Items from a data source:
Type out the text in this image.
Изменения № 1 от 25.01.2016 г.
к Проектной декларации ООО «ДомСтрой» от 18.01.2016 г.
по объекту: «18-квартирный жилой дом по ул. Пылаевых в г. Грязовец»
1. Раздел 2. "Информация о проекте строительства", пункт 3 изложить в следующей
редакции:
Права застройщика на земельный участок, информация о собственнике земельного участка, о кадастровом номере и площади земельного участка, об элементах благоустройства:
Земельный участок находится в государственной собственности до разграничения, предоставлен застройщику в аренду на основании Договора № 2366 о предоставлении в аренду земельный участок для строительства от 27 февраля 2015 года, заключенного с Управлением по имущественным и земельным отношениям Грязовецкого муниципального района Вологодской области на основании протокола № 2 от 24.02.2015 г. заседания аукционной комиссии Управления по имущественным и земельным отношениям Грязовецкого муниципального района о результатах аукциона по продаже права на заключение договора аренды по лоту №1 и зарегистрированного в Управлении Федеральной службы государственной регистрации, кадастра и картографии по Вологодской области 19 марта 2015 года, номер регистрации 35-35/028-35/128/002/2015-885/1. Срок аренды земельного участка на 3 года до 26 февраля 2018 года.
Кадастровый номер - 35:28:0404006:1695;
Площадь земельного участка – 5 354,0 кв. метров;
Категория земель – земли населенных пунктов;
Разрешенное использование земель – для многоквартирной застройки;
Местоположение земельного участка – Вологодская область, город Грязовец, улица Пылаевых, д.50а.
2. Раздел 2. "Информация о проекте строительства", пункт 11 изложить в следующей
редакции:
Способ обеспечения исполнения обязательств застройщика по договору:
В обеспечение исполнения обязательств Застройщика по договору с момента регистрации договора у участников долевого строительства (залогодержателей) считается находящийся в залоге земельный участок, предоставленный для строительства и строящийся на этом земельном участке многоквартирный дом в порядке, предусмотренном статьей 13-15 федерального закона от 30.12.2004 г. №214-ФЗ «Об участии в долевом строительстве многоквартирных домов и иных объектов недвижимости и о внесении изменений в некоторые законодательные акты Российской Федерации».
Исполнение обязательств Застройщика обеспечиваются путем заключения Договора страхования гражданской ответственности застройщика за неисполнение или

§ EXERCISE DIRECTIONS
Retype all of the material, keeping each line exact.

§ EXERCISE ANSWER
Type out the text in this image.
Изменения № 1 от 25.01.2016 г.
к Проектной декларации ООО «ДомСтрой» от 18.01.2016 г.
по объекту: «18-квартирный жилой дом по ул. Пылаевых в г. Грязовец»
1. Раздел 2. "Информация о проекте строительства", пункт 3 изложить в следующей
редакции:
Права застройщика на земельный участок, информация о собственнике земельного участка, о кадастровом номере и площади земельного участка, об элементах благоустройства:
Земельный участок находится в государственной собственности до разграничения, предоставлен застройщику в аренду на основании Договора № 2366 о предоставлении в аренду земельный участок для строительства от 27 февраля 2015 года, заключенного с Управлением по имущественным и земельным отношениям Грязовецкого муниципального района Вологодской области на основании протокола № 2 от 24.02.2015 г. заседания аукционной комиссии Управления по имущественным и земельным отношениям Грязовецкого муниципального района о результатах аукциона по продаже права на заключение договора аренды по лоту №1 и зарегистрированного в Управлении Федеральной службы государственной регистрации, кадастра и картографии по Вологодской области 19 марта 2015 года, номер регистрации 35-35/028-35/128/002/2015-885/1. Срок аренды земельного участка на 3 года до 26 февраля 2018 года.
Кадастровый номер - 35:28:0404006:1695;
Площадь земельного участка – 5 354,0 кв. метров;
Категория земель – земли населенных пунктов;
Разрешенное использование земель – для многоквартирной застройки;
Местоположение земельного участка – Вологодская область, город Грязовец, улица Пылаевых, д.50а.
2. Раздел 2. "Информация о проекте строительства", пункт 11 изложить в следующей
редакции:
Способ обеспечения исполнения обязательств застройщика по договору:
В обеспечение исполнения обязательств Застройщика по договору с момента регистрации договора у участников долевого строительства (залогодержателей) считается находящийся в залоге земельный участок, предоставленный для строительства и строящийся на этом земельном участке многоквартирный дом в порядке, предусмотренном статьей 13-15 федерального закона от 30.12.2004 г. №214-ФЗ «Об участии в долевом строительстве многоквартирных домов и иных объектов недвижимости и о внесении изменений в некоторые законодательные акты Российской Федерации».
Исполнение обязательств Застройщика обеспечиваются путем заключения Договора страхования гражданской ответственности застройщика за неисполнение или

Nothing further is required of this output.